*Задания к упражнению*.
**A.** Переведите на английский язык следующее предложение из текста о героях Достоевского: «Типичный герой Достоевского далек от того идеала, по которому мы сегодня выстраиваем семейное и школьное воспитание, на который сориентирована наша действительность».
**B.** Назовите всех героев Нового Завета, с которыми в тексте о героях Достоевского сравнивается «человек Достоевского».
**C.** На чью любовь, согласно тексту о героях Достоевского, может рассчитывать типичный герой Достоевского?

··· Текст для чтения

Типичный герой Достоевского далек от того идеала, по которому мы сегодня выстраиваем семейное и школьное воспитание, на который сориентирована наша действительность.
Но он, несомненно, может рассчитывать на любовь Сына Божьего, также в своей земной жизни не раз мучавшегося сомнениями и хотя бы на время чувствовавшего себя беспомощным ребенком. Из героев Нового Завета «человек Достоевского» больше похож на сомневающегося и казнящего себя мытаря, которого Иисус призвал в апостолы, чем на хорошо понятных нам фарисеев и книжников.
«И поистине, я люблю вас за то, что вы сегодня не умеете жить, о высшие люди!»

······
··· Исходные строки

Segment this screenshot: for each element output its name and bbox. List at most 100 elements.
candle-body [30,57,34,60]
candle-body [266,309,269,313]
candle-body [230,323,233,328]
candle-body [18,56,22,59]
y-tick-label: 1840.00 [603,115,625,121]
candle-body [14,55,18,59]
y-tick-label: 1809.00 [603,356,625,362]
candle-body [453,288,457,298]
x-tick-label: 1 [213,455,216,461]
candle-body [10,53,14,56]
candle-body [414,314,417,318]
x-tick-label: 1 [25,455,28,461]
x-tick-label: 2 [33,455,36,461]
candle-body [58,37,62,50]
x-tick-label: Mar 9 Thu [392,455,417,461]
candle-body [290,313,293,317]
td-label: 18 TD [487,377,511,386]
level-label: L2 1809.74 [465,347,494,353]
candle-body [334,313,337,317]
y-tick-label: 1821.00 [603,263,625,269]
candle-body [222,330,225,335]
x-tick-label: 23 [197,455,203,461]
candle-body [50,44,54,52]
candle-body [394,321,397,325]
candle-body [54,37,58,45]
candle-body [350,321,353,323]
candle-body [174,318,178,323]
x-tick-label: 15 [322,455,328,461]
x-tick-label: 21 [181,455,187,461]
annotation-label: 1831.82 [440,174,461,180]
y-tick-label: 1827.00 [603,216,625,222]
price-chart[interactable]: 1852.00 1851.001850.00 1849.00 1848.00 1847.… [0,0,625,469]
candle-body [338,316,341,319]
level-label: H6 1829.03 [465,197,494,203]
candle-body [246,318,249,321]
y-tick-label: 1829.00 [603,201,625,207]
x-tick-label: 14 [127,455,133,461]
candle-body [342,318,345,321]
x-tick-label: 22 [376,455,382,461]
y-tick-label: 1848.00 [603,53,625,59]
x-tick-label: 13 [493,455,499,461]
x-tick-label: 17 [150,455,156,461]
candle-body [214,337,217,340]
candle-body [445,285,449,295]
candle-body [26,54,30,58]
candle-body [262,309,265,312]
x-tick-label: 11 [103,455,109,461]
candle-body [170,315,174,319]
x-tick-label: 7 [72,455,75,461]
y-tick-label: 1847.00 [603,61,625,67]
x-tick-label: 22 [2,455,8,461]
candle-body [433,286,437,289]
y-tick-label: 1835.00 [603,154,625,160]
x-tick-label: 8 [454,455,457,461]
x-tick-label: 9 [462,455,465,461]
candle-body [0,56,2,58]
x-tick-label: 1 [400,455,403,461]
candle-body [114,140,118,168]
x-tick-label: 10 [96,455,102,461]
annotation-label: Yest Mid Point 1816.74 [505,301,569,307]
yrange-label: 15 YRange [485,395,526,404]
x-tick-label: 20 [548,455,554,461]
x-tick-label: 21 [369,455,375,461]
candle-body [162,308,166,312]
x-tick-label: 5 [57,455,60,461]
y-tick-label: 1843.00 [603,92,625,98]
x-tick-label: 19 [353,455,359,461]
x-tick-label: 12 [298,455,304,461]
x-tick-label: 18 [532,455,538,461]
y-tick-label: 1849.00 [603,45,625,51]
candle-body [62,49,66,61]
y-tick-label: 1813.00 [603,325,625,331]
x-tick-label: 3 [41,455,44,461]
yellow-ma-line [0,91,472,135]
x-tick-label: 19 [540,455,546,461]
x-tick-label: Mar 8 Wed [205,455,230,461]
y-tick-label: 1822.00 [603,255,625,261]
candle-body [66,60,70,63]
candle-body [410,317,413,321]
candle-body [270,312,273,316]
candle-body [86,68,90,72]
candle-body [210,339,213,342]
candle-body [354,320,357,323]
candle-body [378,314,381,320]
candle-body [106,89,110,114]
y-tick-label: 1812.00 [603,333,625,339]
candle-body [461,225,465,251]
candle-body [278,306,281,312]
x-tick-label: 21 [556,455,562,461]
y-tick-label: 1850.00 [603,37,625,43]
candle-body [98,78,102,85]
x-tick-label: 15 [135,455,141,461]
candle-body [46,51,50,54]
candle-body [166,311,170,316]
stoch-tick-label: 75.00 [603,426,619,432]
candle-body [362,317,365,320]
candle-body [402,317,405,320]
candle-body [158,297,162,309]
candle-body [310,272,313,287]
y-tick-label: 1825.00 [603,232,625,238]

······

*Ответы к упражнению*.
**A.** The typical Dostoevsky hero is far from the ideal by which we today build upbringing in the family and at school, the ideal toward which our reality is oriented.

**B.** Мытарь, которого Иисус призвал в апостолы; фарисеи; книжники.

**C.** На любовь Сына Божьего.